● RECORDS SUPPLIED
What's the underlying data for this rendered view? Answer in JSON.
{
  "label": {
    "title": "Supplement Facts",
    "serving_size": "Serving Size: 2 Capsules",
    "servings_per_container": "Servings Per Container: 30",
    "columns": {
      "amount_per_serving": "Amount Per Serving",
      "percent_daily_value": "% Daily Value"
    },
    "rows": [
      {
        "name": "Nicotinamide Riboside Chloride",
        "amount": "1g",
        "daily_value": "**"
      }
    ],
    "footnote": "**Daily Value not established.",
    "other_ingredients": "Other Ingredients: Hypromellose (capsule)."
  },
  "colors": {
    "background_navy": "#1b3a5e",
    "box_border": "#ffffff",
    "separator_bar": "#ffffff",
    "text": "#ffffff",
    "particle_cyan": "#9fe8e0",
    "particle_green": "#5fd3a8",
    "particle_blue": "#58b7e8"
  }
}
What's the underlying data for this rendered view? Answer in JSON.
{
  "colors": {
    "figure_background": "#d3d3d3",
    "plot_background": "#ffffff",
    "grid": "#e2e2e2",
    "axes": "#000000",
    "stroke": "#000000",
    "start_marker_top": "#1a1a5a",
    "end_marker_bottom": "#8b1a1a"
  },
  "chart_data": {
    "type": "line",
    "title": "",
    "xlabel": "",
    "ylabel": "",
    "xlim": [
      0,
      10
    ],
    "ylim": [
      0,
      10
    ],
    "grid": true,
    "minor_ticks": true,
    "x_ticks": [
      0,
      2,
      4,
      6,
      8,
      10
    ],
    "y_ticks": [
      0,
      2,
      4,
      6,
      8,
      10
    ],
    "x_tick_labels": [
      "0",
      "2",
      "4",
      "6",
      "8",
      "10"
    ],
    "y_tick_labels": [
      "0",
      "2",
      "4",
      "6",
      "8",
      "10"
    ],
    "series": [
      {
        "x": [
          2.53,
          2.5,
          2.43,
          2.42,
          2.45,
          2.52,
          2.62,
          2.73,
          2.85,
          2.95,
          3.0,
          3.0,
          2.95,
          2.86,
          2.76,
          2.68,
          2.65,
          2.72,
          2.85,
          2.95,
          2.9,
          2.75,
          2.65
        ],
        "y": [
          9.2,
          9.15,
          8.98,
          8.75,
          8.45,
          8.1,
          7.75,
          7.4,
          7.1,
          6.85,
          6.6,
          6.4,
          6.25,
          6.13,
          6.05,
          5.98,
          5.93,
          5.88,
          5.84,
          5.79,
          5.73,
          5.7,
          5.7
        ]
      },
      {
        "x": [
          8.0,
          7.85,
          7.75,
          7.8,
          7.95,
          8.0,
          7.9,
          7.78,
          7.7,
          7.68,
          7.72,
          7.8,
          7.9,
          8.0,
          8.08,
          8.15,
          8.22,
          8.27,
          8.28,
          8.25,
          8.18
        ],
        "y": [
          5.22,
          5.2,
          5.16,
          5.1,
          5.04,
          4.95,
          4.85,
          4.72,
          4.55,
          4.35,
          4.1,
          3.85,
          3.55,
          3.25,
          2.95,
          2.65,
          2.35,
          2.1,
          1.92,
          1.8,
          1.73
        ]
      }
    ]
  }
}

● SET PROBLEM
Produce a verbatim transcription of the entries above.

● TASK ANSWER
What's the underlying data for this rendered view? Answer in JSON.
{
  "label": {
    "title": "Supplement Facts",
    "serving_size": "Serving Size: 2 Capsules",
    "servings_per_container": "Servings Per Container: 30",
    "columns": {
      "amount_per_serving": "Amount Per Serving",
      "percent_daily_value": "% Daily Value"
    },
    "rows": [
      {
        "name": "Nicotinamide Riboside Chloride",
        "amount": "1g",
        "daily_value": "**"
      }
    ],
    "footnote": "**Daily Value not established.",
    "other_ingredients": "Other Ingredients: Hypromellose (capsule)."
  },
  "colors": {
    "background_navy": "#1b3a5e",
    "box_border": "#ffffff",
    "separator_bar": "#ffffff",
    "text": "#ffffff",
    "particle_cyan": "#9fe8e0",
    "particle_green": "#5fd3a8",
    "particle_blue": "#58b7e8"
  }
}
What's the underlying data for this rendered view? Answer in JSON.
{
  "colors": {
    "figure_background": "#d3d3d3",
    "plot_background": "#ffffff",
    "grid": "#e2e2e2",
    "axes": "#000000",
    "stroke": "#000000",
    "start_marker_top": "#1a1a5a",
    "end_marker_bottom": "#8b1a1a"
  },
  "chart_data": {
    "type": "line",
    "title": "",
    "xlabel": "",
    "ylabel": "",
    "xlim": [
      0,
      10
    ],
    "ylim": [
      0,
      10
    ],
    "grid": true,
    "minor_ticks": true,
    "x_ticks": [
      0,
      2,
      4,
      6,
      8,
      10
    ],
    "y_ticks": [
      0,
      2,
      4,
      6,
      8,
      10
    ],
    "x_tick_labels": [
      "0",
      "2",
      "4",
      "6",
      "8",
      "10"
    ],
    "y_tick_labels": [
      "0",
      "2",
      "4",
      "6",
      "8",
      "10"
    ],
    "series": [
      {
        "x": [
          2.53,
          2.5,
          2.43,
          2.42,
          2.45,
          2.52,
          2.62,
          2.73,
          2.85,
          2.95,
          3.0,
          3.0,
          2.95,
          2.86,
          2.76,
          2.68,
          2.65,
          2.72,
          2.85,
          2.95,
          2.9,
          2.75,
          2.65
        ],
        "y": [
          9.2,
          9.15,
          8.98,
          8.75,
          8.45,
          8.1,
          7.75,
          7.4,
          7.1,
          6.85,
          6.6,
          6.4,
          6.25,
          6.13,
          6.05,
          5.98,
          5.93,
          5.88,
          5.84,
          5.79,
          5.73,
          5.7,
          5.7
        ]
      },
      {
        "x": [
          8.0,
          7.85,
          7.75,
          7.8,
          7.95,
          8.0,
          7.9,
          7.78,
          7.7,
          7.68,
          7.72,
          7.8,
          7.9,
          8.0,
          8.08,
          8.15,
          8.22,
          8.27,
          8.28,
          8.25,
          8.18
        ],
        "y": [
          5.22,
          5.2,
          5.16,
          5.1,
          5.04,
          4.95,
          4.85,
          4.72,
          4.55,
          4.35,
          4.1,
          3.85,
          3.55,
          3.25,
          2.95,
          2.65,
          2.35,
          2.1,
          1.92,
          1.8,
          1.73
        ]
      }
    ]
  }
}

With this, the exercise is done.